> **Exercise details**:
Each line of the material below that holds the word "河南省征地区片综合地价标准" needs to be copied.

* begin Extracted information *

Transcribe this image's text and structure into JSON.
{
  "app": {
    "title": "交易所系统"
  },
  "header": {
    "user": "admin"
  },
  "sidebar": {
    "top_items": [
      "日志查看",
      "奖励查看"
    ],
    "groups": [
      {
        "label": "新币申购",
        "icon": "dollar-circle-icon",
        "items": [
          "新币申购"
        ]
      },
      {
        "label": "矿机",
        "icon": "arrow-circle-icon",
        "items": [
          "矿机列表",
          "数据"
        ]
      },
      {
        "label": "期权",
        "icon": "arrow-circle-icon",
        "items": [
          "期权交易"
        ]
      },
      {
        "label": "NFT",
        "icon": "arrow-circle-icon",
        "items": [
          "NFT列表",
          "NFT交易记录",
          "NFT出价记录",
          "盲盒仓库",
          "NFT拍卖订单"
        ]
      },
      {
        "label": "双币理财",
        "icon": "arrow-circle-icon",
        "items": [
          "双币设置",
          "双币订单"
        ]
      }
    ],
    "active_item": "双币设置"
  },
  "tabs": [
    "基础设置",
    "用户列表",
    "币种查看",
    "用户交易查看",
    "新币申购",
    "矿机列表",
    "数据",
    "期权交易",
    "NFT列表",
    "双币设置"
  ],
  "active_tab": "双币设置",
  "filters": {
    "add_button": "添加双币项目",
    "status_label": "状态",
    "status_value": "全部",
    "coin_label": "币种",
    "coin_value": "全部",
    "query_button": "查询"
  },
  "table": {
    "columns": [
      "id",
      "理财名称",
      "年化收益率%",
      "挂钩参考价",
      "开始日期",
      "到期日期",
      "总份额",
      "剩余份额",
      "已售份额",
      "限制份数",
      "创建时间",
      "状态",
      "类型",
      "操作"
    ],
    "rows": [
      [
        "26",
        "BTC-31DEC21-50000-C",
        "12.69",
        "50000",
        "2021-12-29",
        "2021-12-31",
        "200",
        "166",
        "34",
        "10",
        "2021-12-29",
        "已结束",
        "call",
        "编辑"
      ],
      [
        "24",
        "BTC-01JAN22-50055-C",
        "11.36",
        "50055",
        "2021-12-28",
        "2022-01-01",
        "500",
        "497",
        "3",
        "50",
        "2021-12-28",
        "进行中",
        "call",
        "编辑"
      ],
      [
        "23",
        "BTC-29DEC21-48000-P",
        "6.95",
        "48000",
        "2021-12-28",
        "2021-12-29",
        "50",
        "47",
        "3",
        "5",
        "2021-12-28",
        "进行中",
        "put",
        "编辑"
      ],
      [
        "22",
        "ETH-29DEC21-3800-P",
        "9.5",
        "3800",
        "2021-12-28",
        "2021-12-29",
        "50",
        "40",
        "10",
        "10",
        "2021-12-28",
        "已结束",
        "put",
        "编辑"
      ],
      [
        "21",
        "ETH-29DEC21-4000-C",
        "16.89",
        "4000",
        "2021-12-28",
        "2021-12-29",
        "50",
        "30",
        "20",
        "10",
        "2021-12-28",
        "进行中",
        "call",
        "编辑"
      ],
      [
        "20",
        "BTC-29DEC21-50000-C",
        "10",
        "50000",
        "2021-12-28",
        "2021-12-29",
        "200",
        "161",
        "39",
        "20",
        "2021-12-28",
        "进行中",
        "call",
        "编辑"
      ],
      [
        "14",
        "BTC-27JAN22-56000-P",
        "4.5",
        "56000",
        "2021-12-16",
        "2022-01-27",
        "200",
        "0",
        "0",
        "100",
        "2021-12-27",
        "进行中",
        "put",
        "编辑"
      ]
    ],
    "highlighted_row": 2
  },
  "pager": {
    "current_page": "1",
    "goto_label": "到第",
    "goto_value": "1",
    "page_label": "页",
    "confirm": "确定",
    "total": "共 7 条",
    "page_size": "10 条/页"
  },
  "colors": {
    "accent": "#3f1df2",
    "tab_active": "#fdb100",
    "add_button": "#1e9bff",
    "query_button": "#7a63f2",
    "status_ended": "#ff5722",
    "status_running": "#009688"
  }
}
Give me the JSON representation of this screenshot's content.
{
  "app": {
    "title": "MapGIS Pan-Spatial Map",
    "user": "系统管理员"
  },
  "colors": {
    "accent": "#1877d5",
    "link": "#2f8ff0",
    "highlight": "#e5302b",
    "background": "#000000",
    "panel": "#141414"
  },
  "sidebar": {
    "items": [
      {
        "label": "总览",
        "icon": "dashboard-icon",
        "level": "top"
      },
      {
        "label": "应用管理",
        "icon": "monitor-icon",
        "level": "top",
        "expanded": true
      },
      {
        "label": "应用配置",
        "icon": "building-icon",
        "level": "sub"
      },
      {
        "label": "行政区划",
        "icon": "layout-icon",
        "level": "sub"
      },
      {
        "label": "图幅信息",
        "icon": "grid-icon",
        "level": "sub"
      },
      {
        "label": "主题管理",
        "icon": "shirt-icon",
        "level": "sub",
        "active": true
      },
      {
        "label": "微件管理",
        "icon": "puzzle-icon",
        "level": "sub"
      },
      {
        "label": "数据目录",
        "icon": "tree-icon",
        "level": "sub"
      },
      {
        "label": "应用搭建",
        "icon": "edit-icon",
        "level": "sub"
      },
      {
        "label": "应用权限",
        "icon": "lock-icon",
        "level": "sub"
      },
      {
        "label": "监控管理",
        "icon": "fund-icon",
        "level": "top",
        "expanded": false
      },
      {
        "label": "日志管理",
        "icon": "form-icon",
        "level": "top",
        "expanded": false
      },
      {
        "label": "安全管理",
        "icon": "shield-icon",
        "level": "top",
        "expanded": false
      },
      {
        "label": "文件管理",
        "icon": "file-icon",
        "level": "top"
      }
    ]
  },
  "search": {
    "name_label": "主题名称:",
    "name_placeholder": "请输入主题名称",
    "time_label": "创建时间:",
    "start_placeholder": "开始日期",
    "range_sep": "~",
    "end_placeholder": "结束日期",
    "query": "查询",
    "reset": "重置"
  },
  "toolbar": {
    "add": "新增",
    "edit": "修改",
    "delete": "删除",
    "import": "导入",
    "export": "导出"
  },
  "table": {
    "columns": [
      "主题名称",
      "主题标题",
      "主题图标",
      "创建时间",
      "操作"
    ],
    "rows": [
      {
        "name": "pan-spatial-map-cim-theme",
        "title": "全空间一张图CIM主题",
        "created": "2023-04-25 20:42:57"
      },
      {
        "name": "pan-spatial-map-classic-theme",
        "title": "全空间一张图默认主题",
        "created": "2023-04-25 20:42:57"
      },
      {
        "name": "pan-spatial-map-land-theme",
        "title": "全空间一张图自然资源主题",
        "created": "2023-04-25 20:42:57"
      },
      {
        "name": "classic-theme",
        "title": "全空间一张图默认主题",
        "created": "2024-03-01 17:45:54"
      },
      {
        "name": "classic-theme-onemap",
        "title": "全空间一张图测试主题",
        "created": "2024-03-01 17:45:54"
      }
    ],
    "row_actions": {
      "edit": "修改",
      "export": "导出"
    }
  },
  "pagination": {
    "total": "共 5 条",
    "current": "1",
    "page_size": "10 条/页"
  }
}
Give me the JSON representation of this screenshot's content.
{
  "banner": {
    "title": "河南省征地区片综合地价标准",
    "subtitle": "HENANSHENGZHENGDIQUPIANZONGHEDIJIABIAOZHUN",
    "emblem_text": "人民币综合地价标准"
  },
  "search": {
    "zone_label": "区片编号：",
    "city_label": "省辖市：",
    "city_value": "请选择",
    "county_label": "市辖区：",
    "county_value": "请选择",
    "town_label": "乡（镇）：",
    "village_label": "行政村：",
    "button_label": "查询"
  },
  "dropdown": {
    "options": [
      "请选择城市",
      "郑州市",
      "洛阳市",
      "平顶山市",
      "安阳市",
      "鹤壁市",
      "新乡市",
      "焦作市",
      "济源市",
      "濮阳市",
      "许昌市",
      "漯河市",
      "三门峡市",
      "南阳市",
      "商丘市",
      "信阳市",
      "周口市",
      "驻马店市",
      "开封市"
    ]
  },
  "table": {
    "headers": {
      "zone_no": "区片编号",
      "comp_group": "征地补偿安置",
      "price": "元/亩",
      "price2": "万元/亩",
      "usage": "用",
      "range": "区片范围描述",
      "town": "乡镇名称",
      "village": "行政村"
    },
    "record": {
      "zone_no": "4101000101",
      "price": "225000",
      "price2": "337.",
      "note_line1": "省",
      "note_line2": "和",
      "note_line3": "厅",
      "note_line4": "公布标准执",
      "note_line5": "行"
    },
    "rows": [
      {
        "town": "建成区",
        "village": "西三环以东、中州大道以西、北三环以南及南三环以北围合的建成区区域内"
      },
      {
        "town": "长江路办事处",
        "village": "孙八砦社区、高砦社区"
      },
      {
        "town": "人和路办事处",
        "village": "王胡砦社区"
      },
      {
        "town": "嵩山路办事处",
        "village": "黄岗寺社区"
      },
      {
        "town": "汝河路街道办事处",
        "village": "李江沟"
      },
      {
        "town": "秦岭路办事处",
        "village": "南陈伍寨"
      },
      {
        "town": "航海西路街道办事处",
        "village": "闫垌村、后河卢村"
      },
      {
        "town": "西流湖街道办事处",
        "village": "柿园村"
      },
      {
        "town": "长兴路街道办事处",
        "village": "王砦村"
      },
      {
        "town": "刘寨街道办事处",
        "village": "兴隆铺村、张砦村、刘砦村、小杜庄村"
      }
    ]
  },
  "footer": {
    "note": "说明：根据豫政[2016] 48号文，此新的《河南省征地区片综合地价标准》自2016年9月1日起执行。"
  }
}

* end Extracted information *

> **Exercise output**:
    "title": "河南省征地区片综合地价标准",
    "note": "说明：根据豫政[2016] 48号文，此新的《河南省征地区片综合地价标准》自2016年9月1日起执行。"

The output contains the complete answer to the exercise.